*** RECORDS SHOWN ***

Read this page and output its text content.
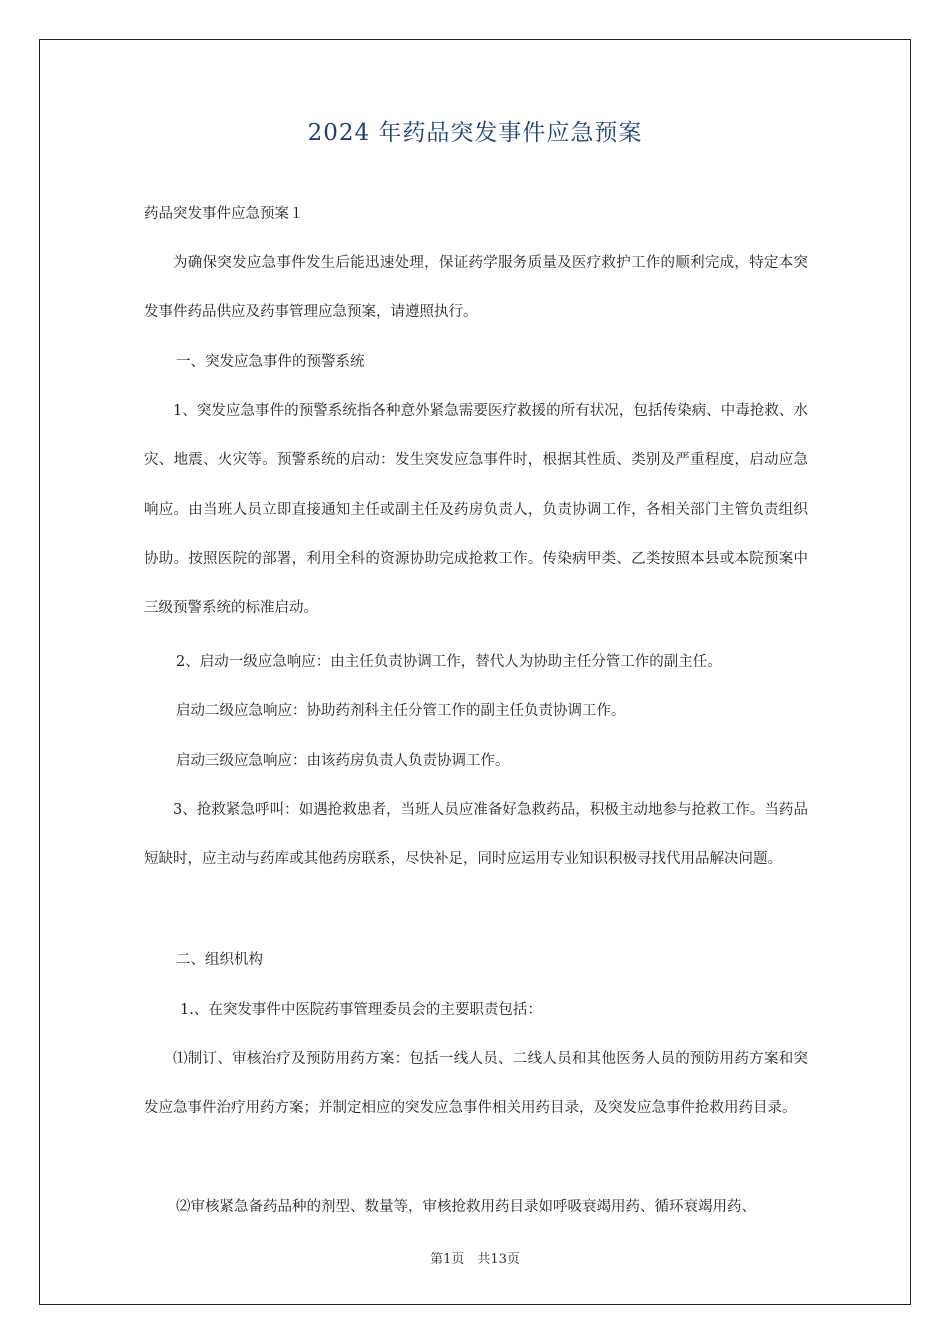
2024 年药品突发事件应急预案

药品突发事件应急预案１

为确保突发应急事件发生后能迅速处理，保证药学服务质量及医疗救护工作的顺利完成，特定本突发事件药品供应及药事管理应急预案，请遵照执行。

一、突发应急事件的预警系统

1、突发应急事件的预警系统指各种意外紧急需要医疗救援的所有状况，包括传染病、中毒抢救、水灾、地震、火灾等。预警系统的启动：发生突发应急事件时，根据其性质、类别及严重程度，启动应急响应。由当班人员立即直接通知主任或副主任及药房负责人，负责协调工作，各相关部门主管负责组织协助。按照医院的部署，利用全科的资源协助完成抢救工作。传染病甲类、乙类按照本县或本院预案中三级预警系统的标准启动。

2、启动一级应急响应：由主任负责协调工作，替代人为协助主任分管工作的副主任。

启动二级应急响应：协助药剂科主任分管工作的副主任负责协调工作。

启动三级应急响应：由该药房负责人负责协调工作。

3、抢救紧急呼叫：如遇抢救患者，当班人员应准备好急救药品，积极主动地参与抢救工作。当药品短缺时，应主动与药库或其他药房联系，尽快补足，同时应运用专业知识积极寻找代用品解决问题。

二、组织机构

1.、在突发事件中医院药事管理委员会的主要职责包括：

⑴制订、审核治疗及预防用药方案：包括一线人员、二线人员和其他医务人员的预防用药方案和突发应急事件治疗用药方案；并制定相应的突发应急事件相关用药目录，及突发应急事件抢救用药目录。

⑵审核紧急备药品种的剂型、数量等，审核抢救用药目录如呼吸衰竭用药、循环衰竭用药、

第1页　共13页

***

■ WRITTEN PROBLEM ■
Set down the complete material exactly, but do not include the images.

■ FINISHED ANSWER ■
Read this page and output its text content.
2024 年药品突发事件应急预案

药品突发事件应急预案１

为确保突发应急事件发生后能迅速处理，保证药学服务质量及医疗救护工作的顺利完成，特定本突发事件药品供应及药事管理应急预案，请遵照执行。

一、突发应急事件的预警系统

1、突发应急事件的预警系统指各种意外紧急需要医疗救援的所有状况，包括传染病、中毒抢救、水灾、地震、火灾等。预警系统的启动：发生突发应急事件时，根据其性质、类别及严重程度，启动应急响应。由当班人员立即直接通知主任或副主任及药房负责人，负责协调工作，各相关部门主管负责组织协助。按照医院的部署，利用全科的资源协助完成抢救工作。传染病甲类、乙类按照本县或本院预案中三级预警系统的标准启动。

2、启动一级应急响应：由主任负责协调工作，替代人为协助主任分管工作的副主任。

启动二级应急响应：协助药剂科主任分管工作的副主任负责协调工作。

启动三级应急响应：由该药房负责人负责协调工作。

3、抢救紧急呼叫：如遇抢救患者，当班人员应准备好急救药品，积极主动地参与抢救工作。当药品短缺时，应主动与药库或其他药房联系，尽快补足，同时应运用专业知识积极寻找代用品解决问题。

二、组织机构

1.、在突发事件中医院药事管理委员会的主要职责包括：

⑴制订、审核治疗及预防用药方案：包括一线人员、二线人员和其他医务人员的预防用药方案和突发应急事件治疗用药方案；并制定相应的突发应急事件相关用药目录，及突发应急事件抢救用药目录。

⑵审核紧急备药品种的剂型、数量等，审核抢救用药目录如呼吸衰竭用药、循环衰竭用药、

第1页　共13页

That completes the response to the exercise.